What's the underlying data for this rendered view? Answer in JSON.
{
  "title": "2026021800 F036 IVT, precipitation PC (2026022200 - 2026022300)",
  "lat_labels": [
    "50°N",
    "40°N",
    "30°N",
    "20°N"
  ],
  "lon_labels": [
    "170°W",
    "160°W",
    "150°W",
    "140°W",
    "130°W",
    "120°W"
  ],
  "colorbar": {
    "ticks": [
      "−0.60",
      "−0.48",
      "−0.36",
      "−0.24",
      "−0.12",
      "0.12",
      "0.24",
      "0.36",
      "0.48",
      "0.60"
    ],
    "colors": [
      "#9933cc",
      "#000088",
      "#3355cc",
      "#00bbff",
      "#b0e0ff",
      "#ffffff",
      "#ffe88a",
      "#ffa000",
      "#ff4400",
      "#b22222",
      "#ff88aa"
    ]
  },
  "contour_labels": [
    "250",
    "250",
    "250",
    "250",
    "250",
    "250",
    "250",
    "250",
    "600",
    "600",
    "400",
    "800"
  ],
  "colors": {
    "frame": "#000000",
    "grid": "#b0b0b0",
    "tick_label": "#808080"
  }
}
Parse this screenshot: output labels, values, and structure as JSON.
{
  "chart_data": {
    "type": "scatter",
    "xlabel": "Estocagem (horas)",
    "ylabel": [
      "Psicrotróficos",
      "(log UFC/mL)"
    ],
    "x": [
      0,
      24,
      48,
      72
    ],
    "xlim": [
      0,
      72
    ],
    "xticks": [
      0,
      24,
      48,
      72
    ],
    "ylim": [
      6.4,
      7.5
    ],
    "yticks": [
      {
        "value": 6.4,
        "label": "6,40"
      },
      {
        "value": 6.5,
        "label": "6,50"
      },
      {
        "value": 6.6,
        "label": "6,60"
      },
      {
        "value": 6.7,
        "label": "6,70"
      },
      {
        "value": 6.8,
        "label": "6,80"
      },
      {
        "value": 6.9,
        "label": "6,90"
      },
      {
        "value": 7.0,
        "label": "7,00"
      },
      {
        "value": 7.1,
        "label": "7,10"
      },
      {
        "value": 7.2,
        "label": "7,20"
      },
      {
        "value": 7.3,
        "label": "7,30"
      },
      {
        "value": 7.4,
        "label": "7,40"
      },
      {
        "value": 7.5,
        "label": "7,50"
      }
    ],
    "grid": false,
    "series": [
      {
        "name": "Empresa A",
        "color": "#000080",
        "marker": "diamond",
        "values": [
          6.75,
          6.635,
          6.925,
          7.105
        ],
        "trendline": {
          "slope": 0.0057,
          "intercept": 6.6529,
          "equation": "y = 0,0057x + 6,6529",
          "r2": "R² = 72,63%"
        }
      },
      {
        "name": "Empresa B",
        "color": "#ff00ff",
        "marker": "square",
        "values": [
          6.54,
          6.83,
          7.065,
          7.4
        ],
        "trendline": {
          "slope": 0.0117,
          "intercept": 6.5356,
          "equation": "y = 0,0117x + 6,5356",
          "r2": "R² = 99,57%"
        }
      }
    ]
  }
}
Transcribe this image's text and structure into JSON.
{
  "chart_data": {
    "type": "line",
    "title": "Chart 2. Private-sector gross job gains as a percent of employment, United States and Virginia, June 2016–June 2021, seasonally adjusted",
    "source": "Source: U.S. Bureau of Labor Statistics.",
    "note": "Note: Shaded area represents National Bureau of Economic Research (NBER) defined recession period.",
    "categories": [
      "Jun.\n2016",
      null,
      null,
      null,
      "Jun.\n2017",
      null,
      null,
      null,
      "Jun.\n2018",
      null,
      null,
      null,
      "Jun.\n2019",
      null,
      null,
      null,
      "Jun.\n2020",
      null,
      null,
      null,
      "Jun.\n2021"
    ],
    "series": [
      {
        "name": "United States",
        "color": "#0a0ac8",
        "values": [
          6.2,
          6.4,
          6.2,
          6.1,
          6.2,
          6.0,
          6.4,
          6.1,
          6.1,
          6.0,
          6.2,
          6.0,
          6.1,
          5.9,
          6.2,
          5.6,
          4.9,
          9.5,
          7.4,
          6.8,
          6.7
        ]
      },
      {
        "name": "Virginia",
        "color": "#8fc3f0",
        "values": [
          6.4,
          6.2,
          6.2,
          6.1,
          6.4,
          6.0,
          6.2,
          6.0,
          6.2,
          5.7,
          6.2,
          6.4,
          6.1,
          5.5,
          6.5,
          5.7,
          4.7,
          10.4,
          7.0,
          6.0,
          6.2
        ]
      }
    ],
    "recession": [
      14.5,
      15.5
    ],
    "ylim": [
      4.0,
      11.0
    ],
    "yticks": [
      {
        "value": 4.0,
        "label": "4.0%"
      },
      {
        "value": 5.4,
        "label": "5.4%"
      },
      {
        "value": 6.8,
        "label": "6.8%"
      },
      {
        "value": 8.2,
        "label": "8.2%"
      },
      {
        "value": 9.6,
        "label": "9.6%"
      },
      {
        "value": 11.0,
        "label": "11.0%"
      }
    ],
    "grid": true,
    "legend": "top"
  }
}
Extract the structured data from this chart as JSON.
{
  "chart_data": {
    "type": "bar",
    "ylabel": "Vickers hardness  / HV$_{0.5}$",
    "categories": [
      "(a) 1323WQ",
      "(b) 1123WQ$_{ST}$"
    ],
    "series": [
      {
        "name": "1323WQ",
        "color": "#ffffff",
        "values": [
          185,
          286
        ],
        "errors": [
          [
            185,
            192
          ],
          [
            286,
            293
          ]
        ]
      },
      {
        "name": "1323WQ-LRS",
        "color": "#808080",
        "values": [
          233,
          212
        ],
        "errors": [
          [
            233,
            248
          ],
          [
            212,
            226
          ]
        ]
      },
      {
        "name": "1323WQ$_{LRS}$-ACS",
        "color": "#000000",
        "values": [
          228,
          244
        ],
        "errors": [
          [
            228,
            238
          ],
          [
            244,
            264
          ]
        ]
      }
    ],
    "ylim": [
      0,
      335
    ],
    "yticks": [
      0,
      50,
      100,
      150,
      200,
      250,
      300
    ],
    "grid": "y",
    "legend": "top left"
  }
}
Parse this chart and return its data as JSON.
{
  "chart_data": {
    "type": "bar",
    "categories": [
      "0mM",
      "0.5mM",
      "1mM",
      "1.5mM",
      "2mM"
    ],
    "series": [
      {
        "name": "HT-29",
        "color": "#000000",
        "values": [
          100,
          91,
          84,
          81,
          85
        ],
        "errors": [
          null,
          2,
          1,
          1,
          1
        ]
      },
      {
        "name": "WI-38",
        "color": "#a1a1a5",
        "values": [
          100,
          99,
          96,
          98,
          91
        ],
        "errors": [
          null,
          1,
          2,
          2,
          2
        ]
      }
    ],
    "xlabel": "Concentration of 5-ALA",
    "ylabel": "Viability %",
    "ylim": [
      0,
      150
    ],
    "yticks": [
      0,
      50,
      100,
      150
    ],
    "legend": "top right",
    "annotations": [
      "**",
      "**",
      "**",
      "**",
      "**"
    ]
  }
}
......
- Given task
Would you quote, exactly and only, the lines from the one containing "Parse this chart and return its data as JSON." to the end of the entries?

- Correct answer
Parse this chart and return its data as JSON.
{
  "chart_data": {
    "type": "bar",
    "categories": [
      "0mM",
      "0.5mM",
      "1mM",
      "1.5mM",
      "2mM"
    ],
    "series": [
      {
        "name": "HT-29",
        "color": "#000000",
        "values": [
          100,
          91,
          84,
          81,
          85
        ],
        "errors": [
          null,
          2,
          1,
          1,
          1
        ]
      },
      {
        "name": "WI-38",
        "color": "#a1a1a5",
        "values": [
          100,
          99,
          96,
          98,
          91
        ],
        "errors": [
          null,
          1,
          2,
          2,
          2
        ]
      }
    ],
    "xlabel": "Concentration of 5-ALA",
    "ylabel": "Viability %",
    "ylim": [
      0,
      150
    ],
    "yticks": [
      0,
      50,
      100,
      150
    ],
    "legend": "top right",
    "annotations": [
      "**",
      "**",
      "**",
      "**",
      "**"
    ]
  }
}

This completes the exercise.